§ Information given:
——
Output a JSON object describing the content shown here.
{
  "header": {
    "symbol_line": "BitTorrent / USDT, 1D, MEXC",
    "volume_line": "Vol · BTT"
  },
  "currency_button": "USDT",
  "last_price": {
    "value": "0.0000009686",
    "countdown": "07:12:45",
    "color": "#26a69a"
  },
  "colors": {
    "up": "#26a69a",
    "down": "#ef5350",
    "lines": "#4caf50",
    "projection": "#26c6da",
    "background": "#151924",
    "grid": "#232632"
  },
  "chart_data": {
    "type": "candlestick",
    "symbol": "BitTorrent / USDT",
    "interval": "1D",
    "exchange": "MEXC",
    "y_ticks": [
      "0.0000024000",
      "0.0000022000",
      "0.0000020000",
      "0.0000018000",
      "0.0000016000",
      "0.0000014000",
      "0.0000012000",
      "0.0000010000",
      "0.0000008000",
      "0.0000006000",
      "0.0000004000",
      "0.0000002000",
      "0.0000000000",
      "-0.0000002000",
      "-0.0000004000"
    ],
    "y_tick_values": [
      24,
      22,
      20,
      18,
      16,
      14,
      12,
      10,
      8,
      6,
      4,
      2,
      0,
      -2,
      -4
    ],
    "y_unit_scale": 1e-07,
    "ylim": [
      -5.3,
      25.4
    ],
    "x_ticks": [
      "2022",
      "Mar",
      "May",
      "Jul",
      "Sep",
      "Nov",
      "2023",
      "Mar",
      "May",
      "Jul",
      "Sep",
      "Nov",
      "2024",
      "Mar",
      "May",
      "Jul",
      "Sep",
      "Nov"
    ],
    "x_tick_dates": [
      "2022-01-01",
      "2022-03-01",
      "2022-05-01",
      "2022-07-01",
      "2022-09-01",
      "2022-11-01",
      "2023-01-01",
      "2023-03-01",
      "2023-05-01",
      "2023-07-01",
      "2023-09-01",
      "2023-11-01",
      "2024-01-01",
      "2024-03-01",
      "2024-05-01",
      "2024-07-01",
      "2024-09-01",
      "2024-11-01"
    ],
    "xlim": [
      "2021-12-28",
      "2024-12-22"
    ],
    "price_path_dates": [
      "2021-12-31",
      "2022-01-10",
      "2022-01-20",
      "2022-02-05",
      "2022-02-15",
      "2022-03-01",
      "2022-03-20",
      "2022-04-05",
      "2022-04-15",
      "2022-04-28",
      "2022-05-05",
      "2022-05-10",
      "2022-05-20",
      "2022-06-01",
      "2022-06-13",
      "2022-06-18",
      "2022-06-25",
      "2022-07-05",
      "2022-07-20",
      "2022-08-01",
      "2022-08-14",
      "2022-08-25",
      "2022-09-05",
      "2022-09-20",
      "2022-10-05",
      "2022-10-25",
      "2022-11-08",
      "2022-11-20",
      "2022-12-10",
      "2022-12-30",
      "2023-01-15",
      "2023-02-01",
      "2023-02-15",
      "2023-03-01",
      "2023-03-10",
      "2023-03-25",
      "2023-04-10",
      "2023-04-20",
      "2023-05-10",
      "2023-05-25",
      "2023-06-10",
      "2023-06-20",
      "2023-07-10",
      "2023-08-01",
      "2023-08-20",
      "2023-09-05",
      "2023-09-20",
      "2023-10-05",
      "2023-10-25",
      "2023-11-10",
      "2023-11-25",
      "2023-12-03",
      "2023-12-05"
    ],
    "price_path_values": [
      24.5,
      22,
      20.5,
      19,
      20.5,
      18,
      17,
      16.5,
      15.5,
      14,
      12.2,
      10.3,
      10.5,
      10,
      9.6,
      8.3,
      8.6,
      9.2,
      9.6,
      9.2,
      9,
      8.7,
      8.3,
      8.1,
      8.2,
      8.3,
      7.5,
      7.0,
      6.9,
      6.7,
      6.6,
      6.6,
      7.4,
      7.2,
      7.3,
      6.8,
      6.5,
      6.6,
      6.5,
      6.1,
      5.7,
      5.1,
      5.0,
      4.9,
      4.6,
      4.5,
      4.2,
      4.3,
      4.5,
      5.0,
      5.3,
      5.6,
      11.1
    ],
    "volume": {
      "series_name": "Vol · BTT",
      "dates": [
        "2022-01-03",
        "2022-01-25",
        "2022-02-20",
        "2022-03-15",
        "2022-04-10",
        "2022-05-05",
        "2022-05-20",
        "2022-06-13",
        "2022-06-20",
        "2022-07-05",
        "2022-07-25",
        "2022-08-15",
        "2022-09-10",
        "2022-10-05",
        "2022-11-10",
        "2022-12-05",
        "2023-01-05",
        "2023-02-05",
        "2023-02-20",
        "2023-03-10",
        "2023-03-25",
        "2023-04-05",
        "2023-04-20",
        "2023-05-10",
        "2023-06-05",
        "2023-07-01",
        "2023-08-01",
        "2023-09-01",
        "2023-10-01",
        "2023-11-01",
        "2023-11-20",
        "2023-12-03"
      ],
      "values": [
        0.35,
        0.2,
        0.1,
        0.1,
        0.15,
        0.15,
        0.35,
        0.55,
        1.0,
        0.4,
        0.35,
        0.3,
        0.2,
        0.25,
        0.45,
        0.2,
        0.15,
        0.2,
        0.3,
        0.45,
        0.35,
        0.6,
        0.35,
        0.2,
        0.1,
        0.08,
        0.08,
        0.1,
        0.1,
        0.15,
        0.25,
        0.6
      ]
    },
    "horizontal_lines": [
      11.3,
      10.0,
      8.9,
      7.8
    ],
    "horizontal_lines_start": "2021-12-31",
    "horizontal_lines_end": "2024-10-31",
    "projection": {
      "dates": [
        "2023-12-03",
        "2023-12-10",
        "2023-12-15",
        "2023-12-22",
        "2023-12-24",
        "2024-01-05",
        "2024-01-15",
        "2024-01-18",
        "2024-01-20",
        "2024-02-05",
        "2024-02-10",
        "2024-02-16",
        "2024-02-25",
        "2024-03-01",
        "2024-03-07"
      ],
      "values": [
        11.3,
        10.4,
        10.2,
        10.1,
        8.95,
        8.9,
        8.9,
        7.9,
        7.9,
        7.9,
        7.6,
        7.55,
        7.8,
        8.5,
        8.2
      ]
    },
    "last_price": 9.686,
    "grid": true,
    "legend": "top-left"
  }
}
——
§ Task to carry out:
Each record must be repeated exactly as it is.

§ Finished exercise:
Output a JSON object describing the content shown here.
{
  "header": {
    "symbol_line": "BitTorrent / USDT, 1D, MEXC",
    "volume_line": "Vol · BTT"
  },
  "currency_button": "USDT",
  "last_price": {
    "value": "0.0000009686",
    "countdown": "07:12:45",
    "color": "#26a69a"
  },
  "colors": {
    "up": "#26a69a",
    "down": "#ef5350",
    "lines": "#4caf50",
    "projection": "#26c6da",
    "background": "#151924",
    "grid": "#232632"
  },
  "chart_data": {
    "type": "candlestick",
    "symbol": "BitTorrent / USDT",
    "interval": "1D",
    "exchange": "MEXC",
    "y_ticks": [
      "0.0000024000",
      "0.0000022000",
      "0.0000020000",
      "0.0000018000",
      "0.0000016000",
      "0.0000014000",
      "0.0000012000",
      "0.0000010000",
      "0.0000008000",
      "0.0000006000",
      "0.0000004000",
      "0.0000002000",
      "0.0000000000",
      "-0.0000002000",
      "-0.0000004000"
    ],
    "y_tick_values": [
      24,
      22,
      20,
      18,
      16,
      14,
      12,
      10,
      8,
      6,
      4,
      2,
      0,
      -2,
      -4
    ],
    "y_unit_scale": 1e-07,
    "ylim": [
      -5.3,
      25.4
    ],
    "x_ticks": [
      "2022",
      "Mar",
      "May",
      "Jul",
      "Sep",
      "Nov",
      "2023",
      "Mar",
      "May",
      "Jul",
      "Sep",
      "Nov",
      "2024",
      "Mar",
      "May",
      "Jul",
      "Sep",
      "Nov"
    ],
    "x_tick_dates": [
      "2022-01-01",
      "2022-03-01",
      "2022-05-01",
      "2022-07-01",
      "2022-09-01",
      "2022-11-01",
      "2023-01-01",
      "2023-03-01",
      "2023-05-01",
      "2023-07-01",
      "2023-09-01",
      "2023-11-01",
      "2024-01-01",
      "2024-03-01",
      "2024-05-01",
      "2024-07-01",
      "2024-09-01",
      "2024-11-01"
    ],
    "xlim": [
      "2021-12-28",
      "2024-12-22"
    ],
    "price_path_dates": [
      "2021-12-31",
      "2022-01-10",
      "2022-01-20",
      "2022-02-05",
      "2022-02-15",
      "2022-03-01",
      "2022-03-20",
      "2022-04-05",
      "2022-04-15",
      "2022-04-28",
      "2022-05-05",
      "2022-05-10",
      "2022-05-20",
      "2022-06-01",
      "2022-06-13",
      "2022-06-18",
      "2022-06-25",
      "2022-07-05",
      "2022-07-20",
      "2022-08-01",
      "2022-08-14",
      "2022-08-25",
      "2022-09-05",
      "2022-09-20",
      "2022-10-05",
      "2022-10-25",
      "2022-11-08",
      "2022-11-20",
      "2022-12-10",
      "2022-12-30",
      "2023-01-15",
      "2023-02-01",
      "2023-02-15",
      "2023-03-01",
      "2023-03-10",
      "2023-03-25",
      "2023-04-10",
      "2023-04-20",
      "2023-05-10",
      "2023-05-25",
      "2023-06-10",
      "2023-06-20",
      "2023-07-10",
      "2023-08-01",
      "2023-08-20",
      "2023-09-05",
      "2023-09-20",
      "2023-10-05",
      "2023-10-25",
      "2023-11-10",
      "2023-11-25",
      "2023-12-03",
      "2023-12-05"
    ],
    "price_path_values": [
      24.5,
      22,
      20.5,
      19,
      20.5,
      18,
      17,
      16.5,
      15.5,
      14,
      12.2,
      10.3,
      10.5,
      10,
      9.6,
      8.3,
      8.6,
      9.2,
      9.6,
      9.2,
      9,
      8.7,
      8.3,
      8.1,
      8.2,
      8.3,
      7.5,
      7.0,
      6.9,
      6.7,
      6.6,
      6.6,
      7.4,
      7.2,
      7.3,
      6.8,
      6.5,
      6.6,
      6.5,
      6.1,
      5.7,
      5.1,
      5.0,
      4.9,
      4.6,
      4.5,
      4.2,
      4.3,
      4.5,
      5.0,
      5.3,
      5.6,
      11.1
    ],
    "volume": {
      "series_name": "Vol · BTT",
      "dates": [
        "2022-01-03",
        "2022-01-25",
        "2022-02-20",
        "2022-03-15",
        "2022-04-10",
        "2022-05-05",
        "2022-05-20",
        "2022-06-13",
        "2022-06-20",
        "2022-07-05",
        "2022-07-25",
        "2022-08-15",
        "2022-09-10",
        "2022-10-05",
        "2022-11-10",
        "2022-12-05",
        "2023-01-05",
        "2023-02-05",
        "2023-02-20",
        "2023-03-10",
        "2023-03-25",
        "2023-04-05",
        "2023-04-20",
        "2023-05-10",
        "2023-06-05",
        "2023-07-01",
        "2023-08-01",
        "2023-09-01",
        "2023-10-01",
        "2023-11-01",
        "2023-11-20",
        "2023-12-03"
      ],
      "values": [
        0.35,
        0.2,
        0.1,
        0.1,
        0.15,
        0.15,
        0.35,
        0.55,
        1.0,
        0.4,
        0.35,
        0.3,
        0.2,
        0.25,
        0.45,
        0.2,
        0.15,
        0.2,
        0.3,
        0.45,
        0.35,
        0.6,
        0.35,
        0.2,
        0.1,
        0.08,
        0.08,
        0.1,
        0.1,
        0.15,
        0.25,
        0.6
      ]
    },
    "horizontal_lines": [
      11.3,
      10.0,
      8.9,
      7.8
    ],
    "horizontal_lines_start": "2021-12-31",
    "horizontal_lines_end": "2024-10-31",
    "projection": {
      "dates": [
        "2023-12-03",
        "2023-12-10",
        "2023-12-15",
        "2023-12-22",
        "2023-12-24",
        "2024-01-05",
        "2024-01-15",
        "2024-01-18",
        "2024-01-20",
        "2024-02-05",
        "2024-02-10",
        "2024-02-16",
        "2024-02-25",
        "2024-03-01",
        "2024-03-07"
      ],
      "values": [
        11.3,
        10.4,
        10.2,
        10.1,
        8.95,
        8.9,
        8.9,
        7.9,
        7.9,
        7.9,
        7.6,
        7.55,
        7.8,
        8.5,
        8.2
      ]
    },
    "last_price": 9.686,
    "grid": true,
    "legend": "top-left"
  }
}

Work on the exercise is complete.